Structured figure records
BEGIN
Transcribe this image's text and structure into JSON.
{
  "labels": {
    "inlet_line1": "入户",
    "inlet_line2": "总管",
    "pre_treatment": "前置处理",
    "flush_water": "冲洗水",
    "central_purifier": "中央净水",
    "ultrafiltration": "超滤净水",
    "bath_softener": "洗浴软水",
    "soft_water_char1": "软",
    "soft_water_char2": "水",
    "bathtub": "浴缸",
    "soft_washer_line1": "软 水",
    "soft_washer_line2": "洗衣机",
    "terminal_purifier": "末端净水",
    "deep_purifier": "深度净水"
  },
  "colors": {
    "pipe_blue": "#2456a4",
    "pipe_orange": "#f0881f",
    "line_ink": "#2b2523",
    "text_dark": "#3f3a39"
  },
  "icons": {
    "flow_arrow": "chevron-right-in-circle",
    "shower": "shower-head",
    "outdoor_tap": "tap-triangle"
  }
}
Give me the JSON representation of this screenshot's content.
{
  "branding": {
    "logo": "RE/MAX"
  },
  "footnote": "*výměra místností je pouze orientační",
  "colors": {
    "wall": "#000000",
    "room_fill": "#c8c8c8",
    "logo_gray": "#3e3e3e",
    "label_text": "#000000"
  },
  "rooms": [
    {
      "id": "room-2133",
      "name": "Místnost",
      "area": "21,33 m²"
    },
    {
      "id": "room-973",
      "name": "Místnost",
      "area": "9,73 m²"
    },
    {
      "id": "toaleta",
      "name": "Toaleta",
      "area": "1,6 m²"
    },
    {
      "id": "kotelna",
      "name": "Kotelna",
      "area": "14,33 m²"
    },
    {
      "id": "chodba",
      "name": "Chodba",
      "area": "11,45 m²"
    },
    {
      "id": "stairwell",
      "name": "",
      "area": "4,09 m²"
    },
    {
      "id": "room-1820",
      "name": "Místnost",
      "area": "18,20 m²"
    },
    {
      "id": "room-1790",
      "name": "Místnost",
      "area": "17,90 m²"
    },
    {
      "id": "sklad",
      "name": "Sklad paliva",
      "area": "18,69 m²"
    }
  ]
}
END
Check each line of the entries above for the word "area". List the ones that have it.

Task answer:
      "area": "21,33 m²"
      "area": "9,73 m²"
      "area": "1,6 m²"
      "area": "14,33 m²"
      "area": "11,45 m²"
      "area": "4,09 m²"
      "area": "18,20 m²"
      "area": "17,90 m²"
      "area": "18,69 m²"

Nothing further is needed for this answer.